> _Given records_
-- -- --

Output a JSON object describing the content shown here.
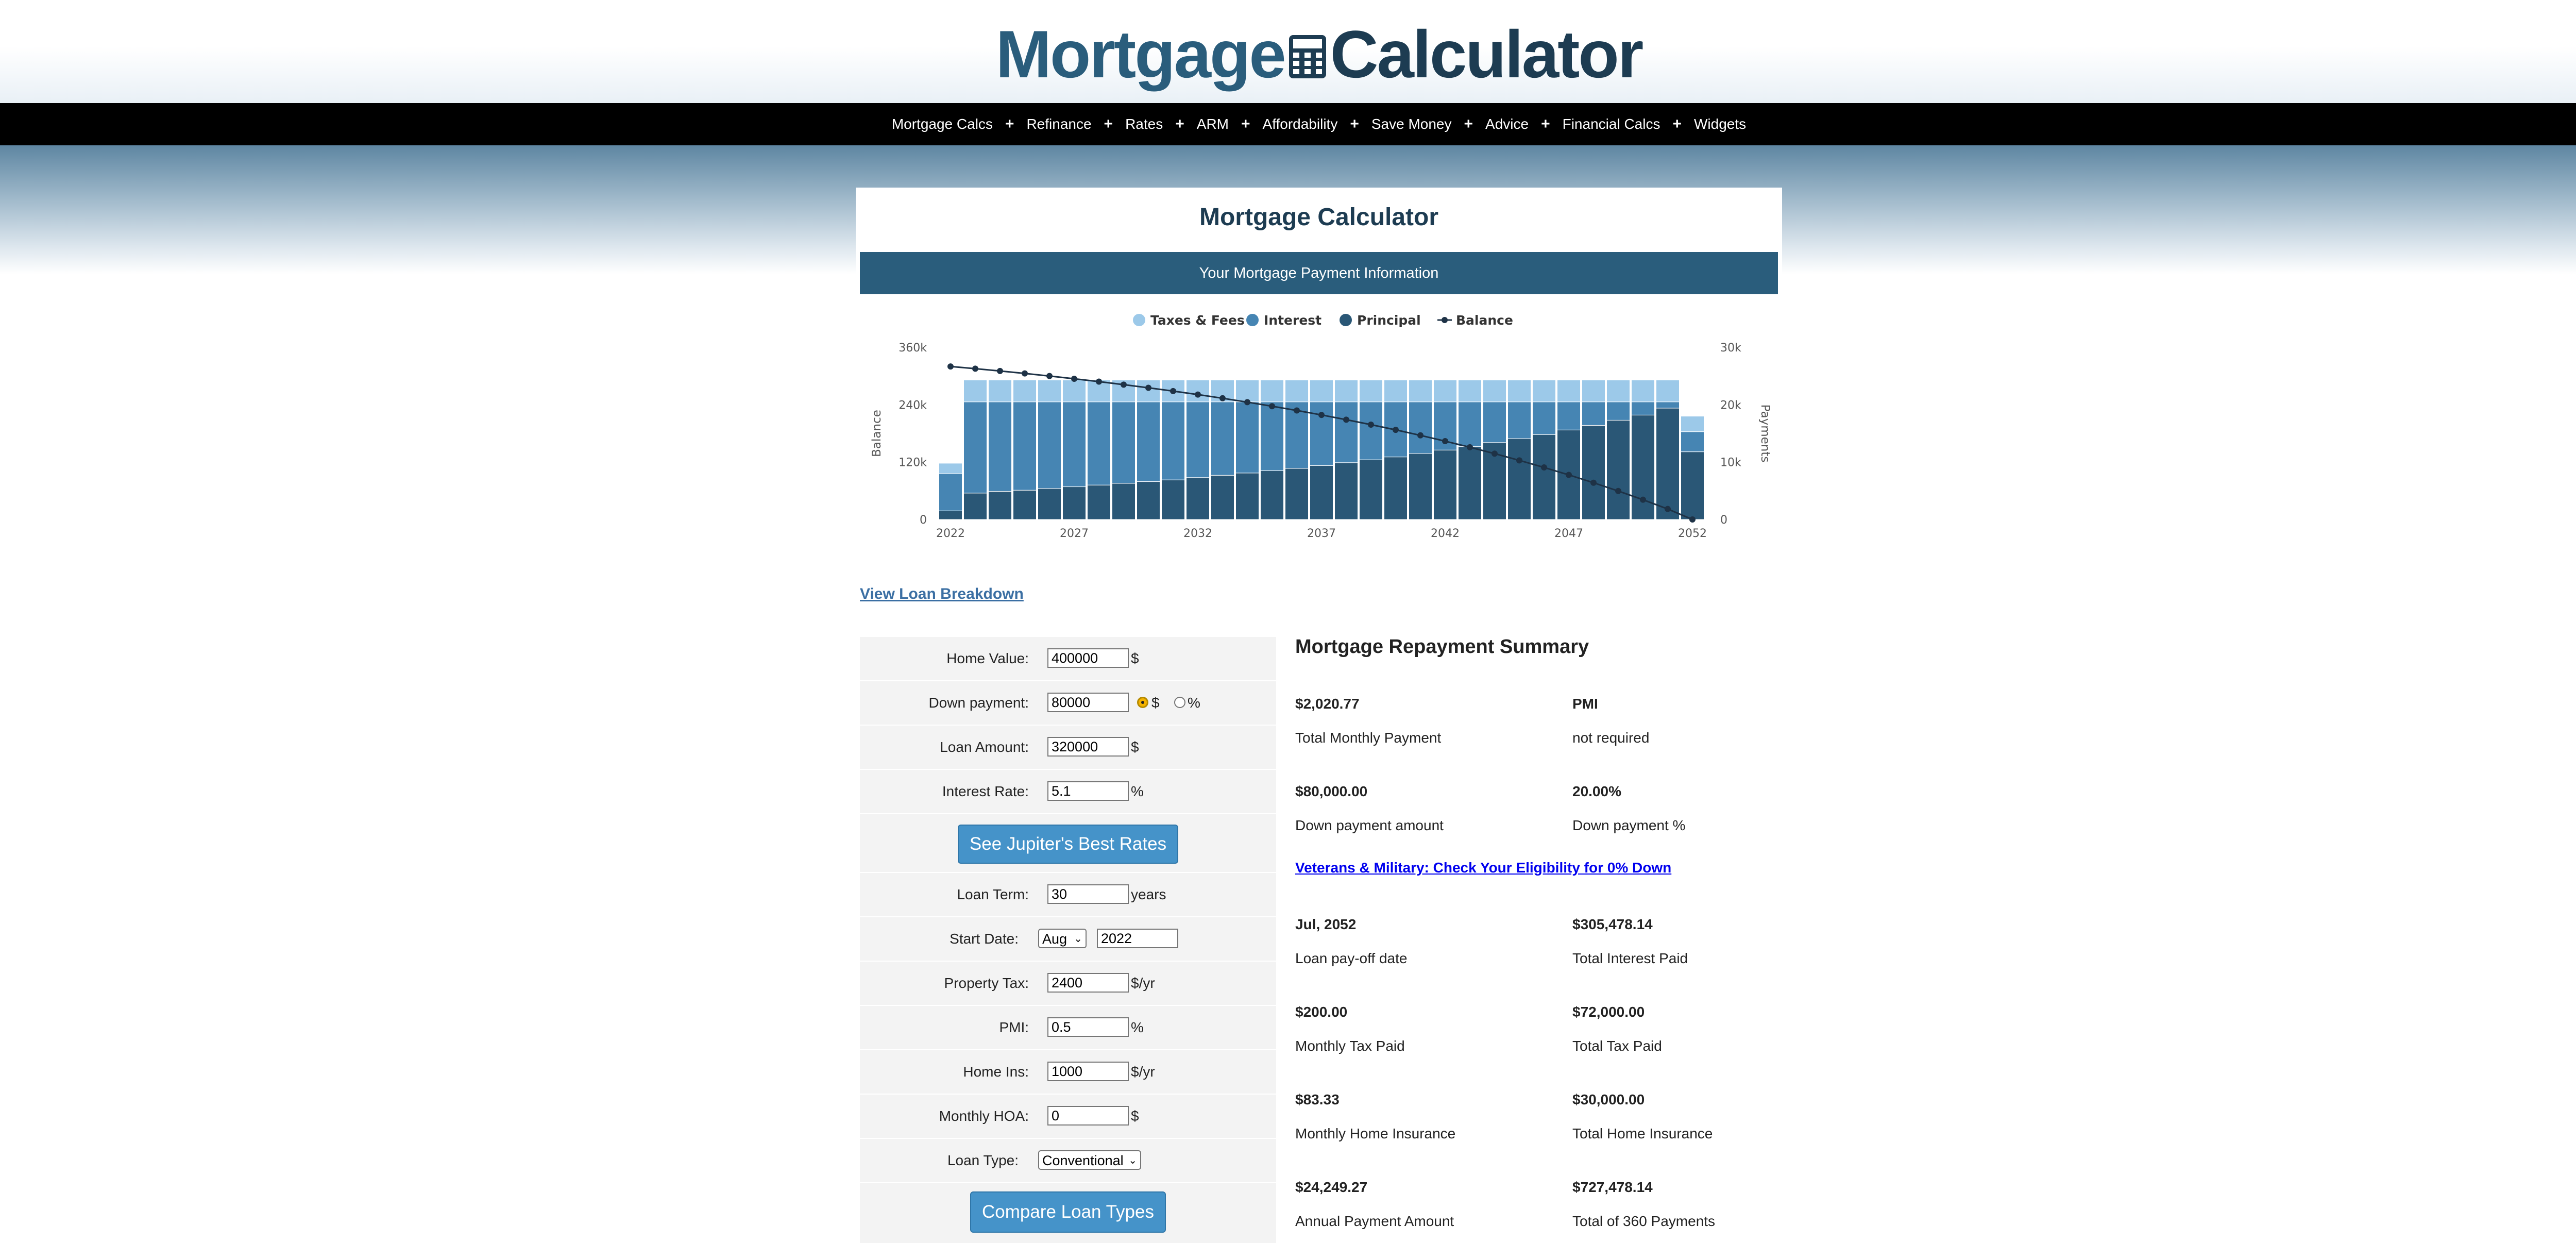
{
  "logo": {
    "word1": "Mortgage",
    "word2": "Calculator"
  },
  "nav": [
    "Mortgage Calcs",
    "Refinance",
    "Rates",
    "ARM",
    "Affordability",
    "Save Money",
    "Advice",
    "Financial Calcs",
    "Widgets"
  ],
  "nav_separator": "+",
  "page_title": "Mortgage Calculator",
  "info_bar": "Your Mortgage Payment Information",
  "view_breakdown": "View Loan Breakdown",
  "chart_data": {
    "type": "bar",
    "stacked": true,
    "legend": [
      "Taxes & Fees",
      "Interest",
      "Principal",
      "Balance"
    ],
    "legend_position": "top-center",
    "left_axis": {
      "label": "Balance",
      "ticks": [
        "360k",
        "240k",
        "120k",
        "0"
      ],
      "range": [
        0,
        360000
      ]
    },
    "right_axis": {
      "label": "Payments",
      "ticks": [
        "30k",
        "20k",
        "10k",
        "0"
      ],
      "range": [
        0,
        30000
      ]
    },
    "x_ticks": [
      "2022",
      "2027",
      "2032",
      "2037",
      "2042",
      "2047",
      "2052"
    ],
    "years": [
      2022,
      2023,
      2024,
      2025,
      2026,
      2027,
      2028,
      2029,
      2030,
      2031,
      2032,
      2033,
      2034,
      2035,
      2036,
      2037,
      2038,
      2039,
      2040,
      2041,
      2042,
      2043,
      2044,
      2045,
      2046,
      2047,
      2048,
      2049,
      2050,
      2051,
      2052
    ],
    "colors": {
      "taxes": "#9cc9e9",
      "interest": "#4685b3",
      "principal": "#2a5776",
      "balance": "#1e3246"
    },
    "series": [
      {
        "name": "Principal",
        "values": [
          1500,
          4600,
          4900,
          5100,
          5400,
          5700,
          6000,
          6300,
          6600,
          6900,
          7300,
          7700,
          8100,
          8500,
          8900,
          9400,
          9900,
          10400,
          10900,
          11500,
          12100,
          12700,
          13400,
          14100,
          14800,
          15600,
          16400,
          17300,
          18200,
          19400,
          11800
        ]
      },
      {
        "name": "Interest",
        "values": [
          6500,
          15900,
          15600,
          15400,
          15100,
          14800,
          14500,
          14200,
          13900,
          13600,
          13200,
          12800,
          12400,
          12000,
          11600,
          11100,
          10600,
          10100,
          9600,
          9000,
          8400,
          7800,
          7100,
          6400,
          5700,
          4900,
          4100,
          3200,
          2300,
          1100,
          3500
        ]
      },
      {
        "name": "Taxes & Fees",
        "values": [
          1800,
          3800,
          3800,
          3800,
          3800,
          3800,
          3800,
          3800,
          3800,
          3800,
          3800,
          3800,
          3800,
          3800,
          3800,
          3800,
          3800,
          3800,
          3800,
          3800,
          3800,
          3800,
          3800,
          3800,
          3800,
          3800,
          3800,
          3800,
          3800,
          3800,
          2700
        ]
      },
      {
        "name": "Balance",
        "values": [
          320000,
          315400,
          310500,
          305400,
          300000,
          294300,
          288300,
          282000,
          275400,
          268500,
          261200,
          253500,
          245400,
          236900,
          228000,
          218600,
          208700,
          198300,
          187400,
          175900,
          163800,
          151100,
          137700,
          123600,
          108800,
          93200,
          76800,
          59500,
          41300,
          21900,
          0
        ]
      }
    ]
  },
  "form": {
    "home_value": {
      "label": "Home Value:",
      "value": "400000",
      "unit": "$"
    },
    "down_payment": {
      "label": "Down payment:",
      "value": "80000",
      "opt1": "$",
      "opt2": "%"
    },
    "loan_amount": {
      "label": "Loan Amount:",
      "value": "320000",
      "unit": "$"
    },
    "interest_rate": {
      "label": "Interest Rate:",
      "value": "5.1",
      "unit": "%"
    },
    "rates_button": "See Jupiter's Best Rates",
    "loan_term": {
      "label": "Loan Term:",
      "value": "30",
      "unit": "years"
    },
    "start_date": {
      "label": "Start Date:",
      "month": "Aug",
      "year": "2022"
    },
    "property_tax": {
      "label": "Property Tax:",
      "value": "2400",
      "unit": "$/yr"
    },
    "pmi": {
      "label": "PMI:",
      "value": "0.5",
      "unit": "%"
    },
    "home_ins": {
      "label": "Home Ins:",
      "value": "1000",
      "unit": "$/yr"
    },
    "monthly_hoa": {
      "label": "Monthly HOA:",
      "value": "0",
      "unit": "$"
    },
    "loan_type": {
      "label": "Loan Type:",
      "value": "Conventional"
    },
    "compare_button": "Compare Loan Types"
  },
  "summary": {
    "title": "Mortgage Repayment Summary",
    "items": [
      {
        "value": "$2,020.77",
        "label": "Total Monthly Payment"
      },
      {
        "value": "PMI",
        "label": "not required"
      },
      {
        "value": "$80,000.00",
        "label": "Down payment amount"
      },
      {
        "value": "20.00%",
        "label": "Down payment %"
      },
      {
        "value": "Jul, 2052",
        "label": "Loan pay-off date"
      },
      {
        "value": "$305,478.14",
        "label": "Total Interest Paid"
      },
      {
        "value": "$200.00",
        "label": "Monthly Tax Paid"
      },
      {
        "value": "$72,000.00",
        "label": "Total Tax Paid"
      },
      {
        "value": "$83.33",
        "label": "Monthly Home Insurance"
      },
      {
        "value": "$30,000.00",
        "label": "Total Home Insurance"
      },
      {
        "value": "$24,249.27",
        "label": "Annual Payment Amount"
      },
      {
        "value": "$727,478.14",
        "label": "Total of 360 Payments"
      }
    ],
    "veterans_link": "Veterans & Military: Check Your Eligibility for 0% Down"
  }
}
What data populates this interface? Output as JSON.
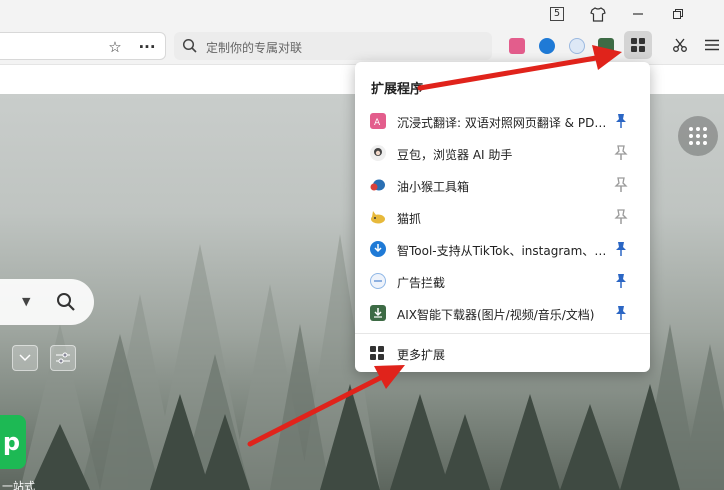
{
  "titlebar": {
    "badge_number": "5",
    "buttons": [
      "badge-icon",
      "shirt-icon",
      "minimize-icon",
      "restore-icon"
    ]
  },
  "toolbar": {
    "search_placeholder": "定制你的专属对联",
    "extensions_button_icon": "grid-icon",
    "cut_icon": "scissors-icon",
    "menu_icon": "hamburger-icon"
  },
  "popup": {
    "title": "扩展程序",
    "items": [
      {
        "label": "沉浸式翻译: 双语对照网页翻译 & PDF文档翻译",
        "icon": "immersive-translate-icon",
        "color": "#e35d8c",
        "pinned": true
      },
      {
        "label": "豆包，浏览器 AI 助手",
        "icon": "doubao-avatar-icon",
        "color": "#444444",
        "pinned": false
      },
      {
        "label": "油小猴工具箱",
        "icon": "tampermonkey-icon",
        "color": "#2a6fb3",
        "pinned": false
      },
      {
        "label": "猫抓",
        "icon": "cat-catch-icon",
        "color": "#e7b93b",
        "pinned": false
      },
      {
        "label": "智Tool-支持从TikTok、instagram、YouTube下载",
        "icon": "zhitool-download-icon",
        "color": "#1f7ad6",
        "pinned": true
      },
      {
        "label": "广告拦截",
        "icon": "adblock-icon",
        "color": "#8fb7e6",
        "pinned": true
      },
      {
        "label": "AIX智能下载器(图片/视频/音乐/文档)",
        "icon": "aix-downloader-icon",
        "color": "#3d6b45",
        "pinned": true
      }
    ],
    "more_label": "更多扩展"
  },
  "newtab": {
    "tile_letter": "p",
    "tile_label": "一站式"
  },
  "colors": {
    "arrow": "#e0231b",
    "pin_active": "#2b66c4",
    "pin_inactive": "#9a9a9a"
  }
}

-- -- --

> _Problem statement_
Show each line in the entries that holds the string "Calculator".

> _Output below_
    "word2": "Calculator"
  "page_title": "Mortgage Calculator",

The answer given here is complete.